:: Records provided ::
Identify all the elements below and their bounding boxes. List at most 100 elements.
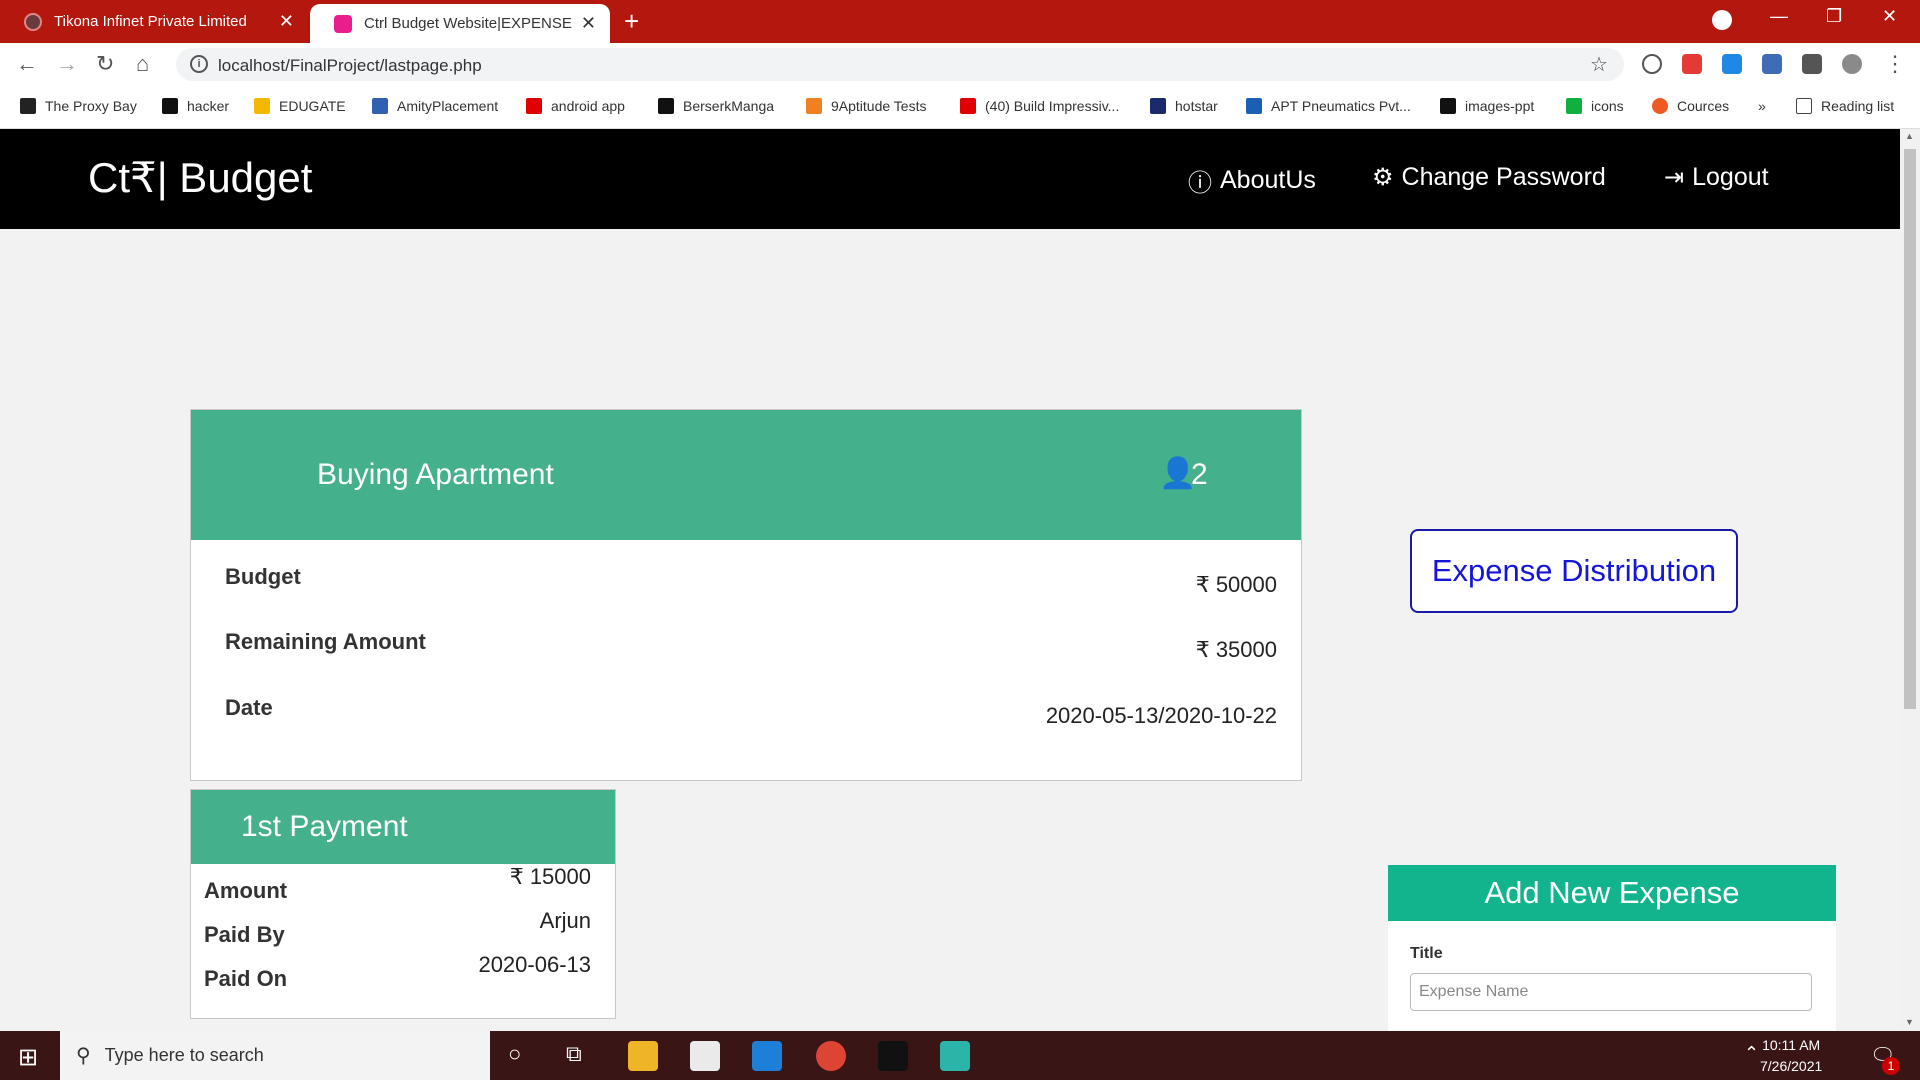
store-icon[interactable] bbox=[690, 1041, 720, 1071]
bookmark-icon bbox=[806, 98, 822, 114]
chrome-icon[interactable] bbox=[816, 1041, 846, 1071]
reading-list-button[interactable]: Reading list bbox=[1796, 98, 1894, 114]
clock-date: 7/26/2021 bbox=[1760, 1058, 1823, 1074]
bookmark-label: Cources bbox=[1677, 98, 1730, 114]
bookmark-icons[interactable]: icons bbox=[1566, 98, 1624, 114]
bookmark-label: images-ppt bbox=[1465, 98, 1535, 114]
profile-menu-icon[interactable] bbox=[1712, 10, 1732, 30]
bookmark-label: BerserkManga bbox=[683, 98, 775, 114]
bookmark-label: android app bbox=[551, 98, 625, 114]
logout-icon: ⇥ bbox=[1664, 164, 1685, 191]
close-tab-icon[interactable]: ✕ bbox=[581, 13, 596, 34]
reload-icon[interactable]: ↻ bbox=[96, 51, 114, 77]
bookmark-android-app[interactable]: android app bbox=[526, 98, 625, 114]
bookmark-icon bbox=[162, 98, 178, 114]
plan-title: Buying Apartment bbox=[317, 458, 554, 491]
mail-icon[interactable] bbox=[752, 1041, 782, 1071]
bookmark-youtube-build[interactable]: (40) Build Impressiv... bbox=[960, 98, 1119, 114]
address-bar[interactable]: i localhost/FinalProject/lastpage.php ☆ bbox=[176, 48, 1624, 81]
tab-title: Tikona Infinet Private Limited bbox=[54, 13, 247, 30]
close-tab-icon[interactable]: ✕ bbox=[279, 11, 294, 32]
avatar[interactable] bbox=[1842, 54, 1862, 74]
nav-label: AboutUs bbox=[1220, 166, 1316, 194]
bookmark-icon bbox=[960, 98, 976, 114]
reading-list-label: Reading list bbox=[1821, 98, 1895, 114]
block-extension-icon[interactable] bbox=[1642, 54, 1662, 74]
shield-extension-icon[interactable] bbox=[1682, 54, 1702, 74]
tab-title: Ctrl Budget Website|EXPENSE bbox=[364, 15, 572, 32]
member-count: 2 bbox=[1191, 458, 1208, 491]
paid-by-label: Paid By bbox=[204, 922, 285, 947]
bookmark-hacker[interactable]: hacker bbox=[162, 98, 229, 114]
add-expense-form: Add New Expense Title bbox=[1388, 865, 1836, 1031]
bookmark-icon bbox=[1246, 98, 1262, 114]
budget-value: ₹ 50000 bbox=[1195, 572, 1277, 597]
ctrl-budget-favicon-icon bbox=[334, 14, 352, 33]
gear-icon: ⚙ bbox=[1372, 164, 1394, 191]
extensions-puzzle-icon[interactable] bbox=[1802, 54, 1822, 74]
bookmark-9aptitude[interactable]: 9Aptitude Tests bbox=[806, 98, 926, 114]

:: Exercise aim ::
Copy the lines from the line with "store-icon[interactable] bbox=[690, 1041, 720, 1071]" to the line with "member-count: 2 bbox=[1191, 458, 1208, 491]", inclusive.

:: The output ::
store-icon[interactable] bbox=[690, 1041, 720, 1071]
bookmark-icon bbox=[806, 98, 822, 114]
chrome-icon[interactable] bbox=[816, 1041, 846, 1071]
reading-list-button[interactable]: Reading list bbox=[1796, 98, 1894, 114]
clock-date: 7/26/2021 bbox=[1760, 1058, 1823, 1074]
bookmark-label: Cources bbox=[1677, 98, 1730, 114]
bookmark-icons[interactable]: icons bbox=[1566, 98, 1624, 114]
bookmark-label: images-ppt bbox=[1465, 98, 1535, 114]
profile-menu-icon[interactable] bbox=[1712, 10, 1732, 30]
bookmark-label: BerserkManga bbox=[683, 98, 775, 114]
bookmark-label: android app bbox=[551, 98, 625, 114]
logout-icon: ⇥ bbox=[1664, 164, 1685, 191]
close-tab-icon[interactable]: ✕ bbox=[581, 13, 596, 34]
reload-icon[interactable]: ↻ bbox=[96, 51, 114, 77]
bookmark-android-app[interactable]: android app bbox=[526, 98, 625, 114]
bookmark-icon bbox=[162, 98, 178, 114]
plan-title: Buying Apartment bbox=[317, 458, 554, 491]
mail-icon[interactable] bbox=[752, 1041, 782, 1071]
bookmark-youtube-build[interactable]: (40) Build Impressiv... bbox=[960, 98, 1119, 114]
address-bar[interactable]: i localhost/FinalProject/lastpage.php ☆ bbox=[176, 48, 1624, 81]
tab-title: Tikona Infinet Private Limited bbox=[54, 13, 247, 30]
close-tab-icon[interactable]: ✕ bbox=[279, 11, 294, 32]
avatar[interactable] bbox=[1842, 54, 1862, 74]
nav-label: AboutUs bbox=[1220, 166, 1316, 194]
bookmark-icon bbox=[960, 98, 976, 114]
reading-list-label: Reading list bbox=[1821, 98, 1895, 114]
block-extension-icon[interactable] bbox=[1642, 54, 1662, 74]
shield-extension-icon[interactable] bbox=[1682, 54, 1702, 74]
tab-title: Ctrl Budget Website|EXPENSE bbox=[364, 15, 572, 32]
member-count: 2 bbox=[1191, 458, 1208, 491]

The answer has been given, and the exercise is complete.